Extracted records:
^^^^^^^^
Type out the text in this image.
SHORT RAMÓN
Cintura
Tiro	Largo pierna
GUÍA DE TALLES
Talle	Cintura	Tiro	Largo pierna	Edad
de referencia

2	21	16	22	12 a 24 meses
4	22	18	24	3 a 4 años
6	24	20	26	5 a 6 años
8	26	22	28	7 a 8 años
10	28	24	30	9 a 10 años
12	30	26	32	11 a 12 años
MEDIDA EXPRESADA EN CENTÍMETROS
^^^^^^^^
→ **GOAL**:
Extract all of the material exactly as it is written.

→ **EXERCISE OUTPUT**:
Type out the text in this image.
SHORT RAMÓN
Cintura
Tiro	Largo pierna
GUÍA DE TALLES
Talle	Cintura	Tiro	Largo pierna	Edad
de referencia

2	21	16	22	12 a 24 meses
4	22	18	24	3 a 4 años
6	24	20	26	5 a 6 años
8	26	22	28	7 a 8 años
10	28	24	30	9 a 10 años
12	30	26	32	11 a 12 años
MEDIDA EXPRESADA EN CENTÍMETROS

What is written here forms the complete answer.